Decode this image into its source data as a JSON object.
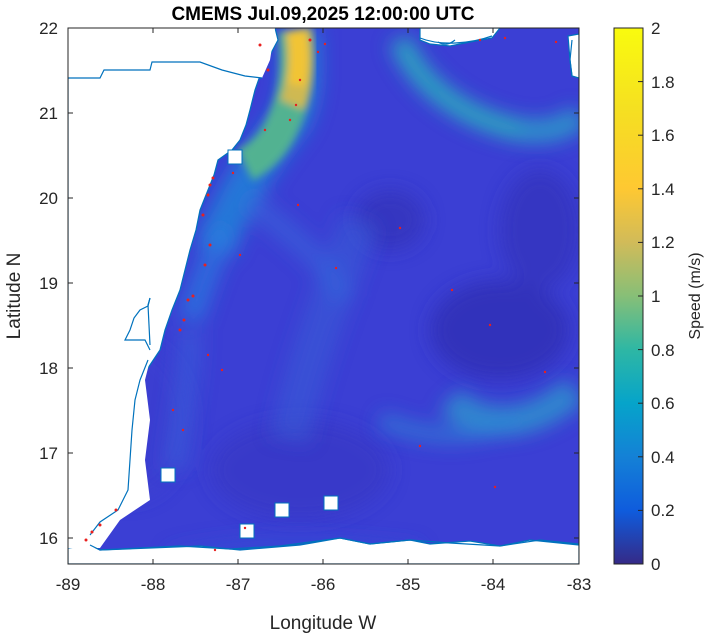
{
  "title": "CMEMS Jul.09,2025 12:00:00 UTC",
  "map": {
    "xlabel": "Longitude W",
    "ylabel": "Latitude N",
    "xlim": [
      -89,
      -83
    ],
    "ylim": [
      15.7,
      22
    ],
    "x_ticks": [
      {
        "value": -89,
        "label": "-89"
      },
      {
        "value": -88,
        "label": "-88"
      },
      {
        "value": -87,
        "label": "-87"
      },
      {
        "value": -86,
        "label": "-86"
      },
      {
        "value": -85,
        "label": "-85"
      },
      {
        "value": -84,
        "label": "-84"
      },
      {
        "value": -83,
        "label": "-83"
      }
    ],
    "y_ticks": [
      {
        "value": 16,
        "label": "16"
      },
      {
        "value": 17,
        "label": "17"
      },
      {
        "value": 18,
        "label": "18"
      },
      {
        "value": 19,
        "label": "19"
      },
      {
        "value": 20,
        "label": "20"
      },
      {
        "value": 21,
        "label": "21"
      },
      {
        "value": 22,
        "label": "22"
      }
    ],
    "field": "Speed (m/s)",
    "colors": {
      "land": "#ffffff",
      "coastline": "#0072bd",
      "markers": "#e8201f",
      "background_field": "#3b3fd4"
    }
  },
  "colorbar": {
    "label": "Speed (m/s)",
    "range": [
      0,
      2
    ],
    "colormap": "parula",
    "ticks": [
      {
        "value": 0,
        "label": "0"
      },
      {
        "value": 0.2,
        "label": "0.2"
      },
      {
        "value": 0.4,
        "label": "0.4"
      },
      {
        "value": 0.6,
        "label": "0.6"
      },
      {
        "value": 0.8,
        "label": "0.8"
      },
      {
        "value": 1,
        "label": "1"
      },
      {
        "value": 1.2,
        "label": "1.2"
      },
      {
        "value": 1.4,
        "label": "1.4"
      },
      {
        "value": 1.6,
        "label": "1.6"
      },
      {
        "value": 1.8,
        "label": "1.8"
      },
      {
        "value": 2,
        "label": "2"
      }
    ]
  }
}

=======

● Requirement: Every line above should be repeated exactly; pictures stay out of the copy.

● Task answer:
Decode this image into its source data as a JSON object.
{
  "title": "CMEMS Jul.09,2025 12:00:00 UTC",
  "map": {
    "xlabel": "Longitude W",
    "ylabel": "Latitude N",
    "xlim": [
      -89,
      -83
    ],
    "ylim": [
      15.7,
      22
    ],
    "x_ticks": [
      {
        "value": -89,
        "label": "-89"
      },
      {
        "value": -88,
        "label": "-88"
      },
      {
        "value": -87,
        "label": "-87"
      },
      {
        "value": -86,
        "label": "-86"
      },
      {
        "value": -85,
        "label": "-85"
      },
      {
        "value": -84,
        "label": "-84"
      },
      {
        "value": -83,
        "label": "-83"
      }
    ],
    "y_ticks": [
      {
        "value": 16,
        "label": "16"
      },
      {
        "value": 17,
        "label": "17"
      },
      {
        "value": 18,
        "label": "18"
      },
      {
        "value": 19,
        "label": "19"
      },
      {
        "value": 20,
        "label": "20"
      },
      {
        "value": 21,
        "label": "21"
      },
      {
        "value": 22,
        "label": "22"
      }
    ],
    "field": "Speed (m/s)",
    "colors": {
      "land": "#ffffff",
      "coastline": "#0072bd",
      "markers": "#e8201f",
      "background_field": "#3b3fd4"
    }
  },
  "colorbar": {
    "label": "Speed (m/s)",
    "range": [
      0,
      2
    ],
    "colormap": "parula",
    "ticks": [
      {
        "value": 0,
        "label": "0"
      },
      {
        "value": 0.2,
        "label": "0.2"
      },
      {
        "value": 0.4,
        "label": "0.4"
      },
      {
        "value": 0.6,
        "label": "0.6"
      },
      {
        "value": 0.8,
        "label": "0.8"
      },
      {
        "value": 1,
        "label": "1"
      },
      {
        "value": 1.2,
        "label": "1.2"
      },
      {
        "value": 1.4,
        "label": "1.4"
      },
      {
        "value": 1.6,
        "label": "1.6"
      },
      {
        "value": 1.8,
        "label": "1.8"
      },
      {
        "value": 2,
        "label": "2"
      }
    ]
  }
}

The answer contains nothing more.